Excerpts from a figure dataset:
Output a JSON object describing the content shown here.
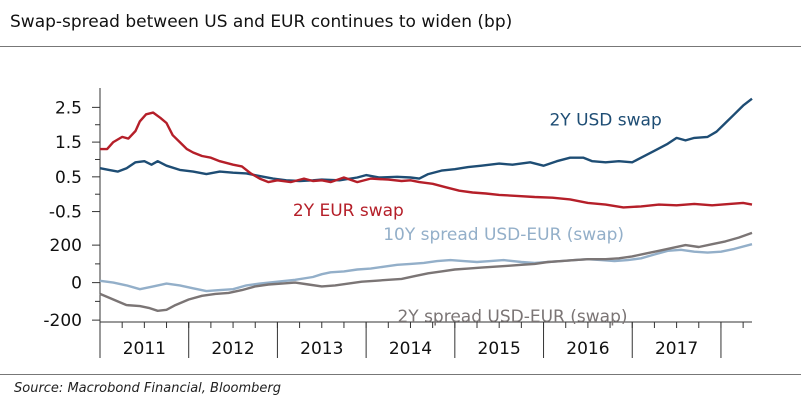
{
  "title": "Swap-spread between US and EUR continues to widen (bp)",
  "source": "Source: Macrobond Financial, Bloomberg",
  "chart_data": [
    {
      "type": "line",
      "panel": "top",
      "ylim": [
        -0.8,
        3.0
      ],
      "y_ticks": [
        2.5,
        1.5,
        0.5,
        -0.5
      ],
      "y_tick_labels": [
        "2.5",
        "1.5",
        "0.5",
        "-0.5"
      ],
      "x_range": [
        2010.5,
        2017.85
      ],
      "series": [
        {
          "name": "2Y USD swap",
          "color": "#1e4d74",
          "label_anchor": [
            2016.2,
            2.15
          ],
          "points": [
            [
              2010.5,
              0.75
            ],
            [
              2010.6,
              0.7
            ],
            [
              2010.7,
              0.65
            ],
            [
              2010.8,
              0.75
            ],
            [
              2010.9,
              0.92
            ],
            [
              2011.0,
              0.95
            ],
            [
              2011.08,
              0.85
            ],
            [
              2011.15,
              0.95
            ],
            [
              2011.25,
              0.82
            ],
            [
              2011.4,
              0.7
            ],
            [
              2011.55,
              0.65
            ],
            [
              2011.7,
              0.58
            ],
            [
              2011.85,
              0.65
            ],
            [
              2012.0,
              0.62
            ],
            [
              2012.15,
              0.6
            ],
            [
              2012.3,
              0.52
            ],
            [
              2012.45,
              0.45
            ],
            [
              2012.6,
              0.4
            ],
            [
              2012.75,
              0.38
            ],
            [
              2012.9,
              0.4
            ],
            [
              2013.0,
              0.42
            ],
            [
              2013.2,
              0.4
            ],
            [
              2013.4,
              0.48
            ],
            [
              2013.5,
              0.55
            ],
            [
              2013.65,
              0.48
            ],
            [
              2013.85,
              0.5
            ],
            [
              2014.0,
              0.48
            ],
            [
              2014.1,
              0.45
            ],
            [
              2014.2,
              0.58
            ],
            [
              2014.35,
              0.68
            ],
            [
              2014.5,
              0.72
            ],
            [
              2014.65,
              0.78
            ],
            [
              2014.8,
              0.82
            ],
            [
              2015.0,
              0.88
            ],
            [
              2015.15,
              0.85
            ],
            [
              2015.35,
              0.92
            ],
            [
              2015.5,
              0.82
            ],
            [
              2015.65,
              0.95
            ],
            [
              2015.8,
              1.05
            ],
            [
              2015.95,
              1.05
            ],
            [
              2016.05,
              0.95
            ],
            [
              2016.2,
              0.92
            ],
            [
              2016.35,
              0.95
            ],
            [
              2016.5,
              0.92
            ],
            [
              2016.6,
              1.05
            ],
            [
              2016.75,
              1.25
            ],
            [
              2016.9,
              1.45
            ],
            [
              2017.0,
              1.62
            ],
            [
              2017.1,
              1.55
            ],
            [
              2017.2,
              1.62
            ],
            [
              2017.35,
              1.65
            ],
            [
              2017.45,
              1.8
            ],
            [
              2017.55,
              2.05
            ],
            [
              2017.65,
              2.3
            ],
            [
              2017.75,
              2.55
            ],
            [
              2017.85,
              2.75
            ]
          ]
        },
        {
          "name": "2Y EUR swap",
          "color": "#b51f29",
          "label_anchor": [
            2013.3,
            -0.45
          ],
          "points": [
            [
              2010.5,
              1.3
            ],
            [
              2010.58,
              1.3
            ],
            [
              2010.65,
              1.5
            ],
            [
              2010.75,
              1.65
            ],
            [
              2010.82,
              1.6
            ],
            [
              2010.9,
              1.82
            ],
            [
              2010.95,
              2.1
            ],
            [
              2011.02,
              2.3
            ],
            [
              2011.1,
              2.35
            ],
            [
              2011.18,
              2.2
            ],
            [
              2011.25,
              2.05
            ],
            [
              2011.32,
              1.7
            ],
            [
              2011.4,
              1.5
            ],
            [
              2011.48,
              1.3
            ],
            [
              2011.55,
              1.2
            ],
            [
              2011.65,
              1.1
            ],
            [
              2011.75,
              1.05
            ],
            [
              2011.85,
              0.95
            ],
            [
              2012.0,
              0.85
            ],
            [
              2012.1,
              0.8
            ],
            [
              2012.2,
              0.6
            ],
            [
              2012.3,
              0.45
            ],
            [
              2012.4,
              0.35
            ],
            [
              2012.5,
              0.4
            ],
            [
              2012.65,
              0.35
            ],
            [
              2012.8,
              0.45
            ],
            [
              2012.9,
              0.38
            ],
            [
              2013.0,
              0.4
            ],
            [
              2013.1,
              0.35
            ],
            [
              2013.25,
              0.48
            ],
            [
              2013.4,
              0.35
            ],
            [
              2013.55,
              0.45
            ],
            [
              2013.75,
              0.42
            ],
            [
              2013.9,
              0.38
            ],
            [
              2014.0,
              0.4
            ],
            [
              2014.1,
              0.35
            ],
            [
              2014.25,
              0.3
            ],
            [
              2014.4,
              0.2
            ],
            [
              2014.55,
              0.1
            ],
            [
              2014.7,
              0.05
            ],
            [
              2014.85,
              0.02
            ],
            [
              2015.0,
              -0.02
            ],
            [
              2015.2,
              -0.05
            ],
            [
              2015.4,
              -0.08
            ],
            [
              2015.6,
              -0.1
            ],
            [
              2015.8,
              -0.15
            ],
            [
              2016.0,
              -0.25
            ],
            [
              2016.2,
              -0.3
            ],
            [
              2016.4,
              -0.38
            ],
            [
              2016.6,
              -0.35
            ],
            [
              2016.8,
              -0.3
            ],
            [
              2017.0,
              -0.32
            ],
            [
              2017.2,
              -0.28
            ],
            [
              2017.4,
              -0.32
            ],
            [
              2017.6,
              -0.28
            ],
            [
              2017.75,
              -0.25
            ],
            [
              2017.85,
              -0.3
            ]
          ]
        }
      ]
    },
    {
      "type": "line",
      "panel": "bottom",
      "ylim": [
        -210,
        270
      ],
      "y_ticks": [
        200,
        0,
        -200
      ],
      "y_tick_labels": [
        "200",
        "0",
        "-200"
      ],
      "x_range": [
        2010.5,
        2017.85
      ],
      "series": [
        {
          "name": "10Y spread USD-EUR (swap)",
          "color": "#93afc9",
          "label_anchor": [
            2015.05,
            260
          ],
          "points": [
            [
              2010.5,
              10
            ],
            [
              2010.65,
              0
            ],
            [
              2010.8,
              -15
            ],
            [
              2010.95,
              -35
            ],
            [
              2011.1,
              -20
            ],
            [
              2011.25,
              -5
            ],
            [
              2011.4,
              -15
            ],
            [
              2011.55,
              -30
            ],
            [
              2011.7,
              -45
            ],
            [
              2011.85,
              -40
            ],
            [
              2012.0,
              -35
            ],
            [
              2012.15,
              -15
            ],
            [
              2012.3,
              -5
            ],
            [
              2012.5,
              5
            ],
            [
              2012.7,
              15
            ],
            [
              2012.9,
              30
            ],
            [
              2013.0,
              45
            ],
            [
              2013.1,
              55
            ],
            [
              2013.25,
              60
            ],
            [
              2013.4,
              70
            ],
            [
              2013.55,
              75
            ],
            [
              2013.7,
              85
            ],
            [
              2013.85,
              95
            ],
            [
              2014.0,
              100
            ],
            [
              2014.15,
              105
            ],
            [
              2014.3,
              115
            ],
            [
              2014.45,
              120
            ],
            [
              2014.6,
              115
            ],
            [
              2014.75,
              110
            ],
            [
              2014.9,
              115
            ],
            [
              2015.05,
              120
            ],
            [
              2015.25,
              110
            ],
            [
              2015.4,
              105
            ],
            [
              2015.55,
              110
            ],
            [
              2015.7,
              115
            ],
            [
              2015.85,
              120
            ],
            [
              2016.0,
              125
            ],
            [
              2016.15,
              120
            ],
            [
              2016.3,
              115
            ],
            [
              2016.45,
              120
            ],
            [
              2016.6,
              130
            ],
            [
              2016.75,
              150
            ],
            [
              2016.9,
              170
            ],
            [
              2017.05,
              175
            ],
            [
              2017.2,
              165
            ],
            [
              2017.35,
              160
            ],
            [
              2017.5,
              165
            ],
            [
              2017.65,
              180
            ],
            [
              2017.85,
              205
            ]
          ]
        },
        {
          "name": "2Y spread USD-EUR (swap)",
          "color": "#7b7575",
          "label_anchor": [
            2015.15,
            -178
          ],
          "points": [
            [
              2010.5,
              -60
            ],
            [
              2010.6,
              -80
            ],
            [
              2010.7,
              -100
            ],
            [
              2010.8,
              -120
            ],
            [
              2010.95,
              -125
            ],
            [
              2011.05,
              -135
            ],
            [
              2011.15,
              -150
            ],
            [
              2011.25,
              -145
            ],
            [
              2011.35,
              -120
            ],
            [
              2011.5,
              -90
            ],
            [
              2011.65,
              -70
            ],
            [
              2011.8,
              -60
            ],
            [
              2011.95,
              -55
            ],
            [
              2012.1,
              -40
            ],
            [
              2012.25,
              -20
            ],
            [
              2012.4,
              -10
            ],
            [
              2012.55,
              -5
            ],
            [
              2012.7,
              0
            ],
            [
              2012.85,
              -10
            ],
            [
              2013.0,
              -20
            ],
            [
              2013.15,
              -15
            ],
            [
              2013.3,
              -5
            ],
            [
              2013.45,
              5
            ],
            [
              2013.6,
              10
            ],
            [
              2013.75,
              15
            ],
            [
              2013.9,
              20
            ],
            [
              2014.05,
              35
            ],
            [
              2014.2,
              50
            ],
            [
              2014.35,
              60
            ],
            [
              2014.5,
              70
            ],
            [
              2014.65,
              75
            ],
            [
              2014.8,
              80
            ],
            [
              2014.95,
              85
            ],
            [
              2015.1,
              90
            ],
            [
              2015.25,
              95
            ],
            [
              2015.4,
              100
            ],
            [
              2015.55,
              110
            ],
            [
              2015.7,
              115
            ],
            [
              2015.85,
              120
            ],
            [
              2016.0,
              125
            ],
            [
              2016.2,
              125
            ],
            [
              2016.35,
              130
            ],
            [
              2016.5,
              140
            ],
            [
              2016.65,
              155
            ],
            [
              2016.8,
              170
            ],
            [
              2016.95,
              185
            ],
            [
              2017.1,
              200
            ],
            [
              2017.25,
              190
            ],
            [
              2017.4,
              205
            ],
            [
              2017.55,
              220
            ],
            [
              2017.7,
              240
            ],
            [
              2017.85,
              265
            ]
          ]
        }
      ]
    }
  ],
  "x_axis": {
    "year_labels": [
      "2011",
      "2012",
      "2013",
      "2014",
      "2015",
      "2016",
      "2017"
    ],
    "year_label_x": [
      2011.0,
      2012.0,
      2013.0,
      2014.0,
      2015.0,
      2016.0,
      2017.0
    ],
    "boundaries": [
      2010.5,
      2011.5,
      2012.5,
      2013.5,
      2014.5,
      2015.5,
      2016.5,
      2017.5
    ]
  }
}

GOAL:
Copy out every line holding the string "color".

ANSWER:
          "color": "#1e4d74",
          "color": "#b51f29",
          "color": "#93afc9",
          "color": "#7b7575",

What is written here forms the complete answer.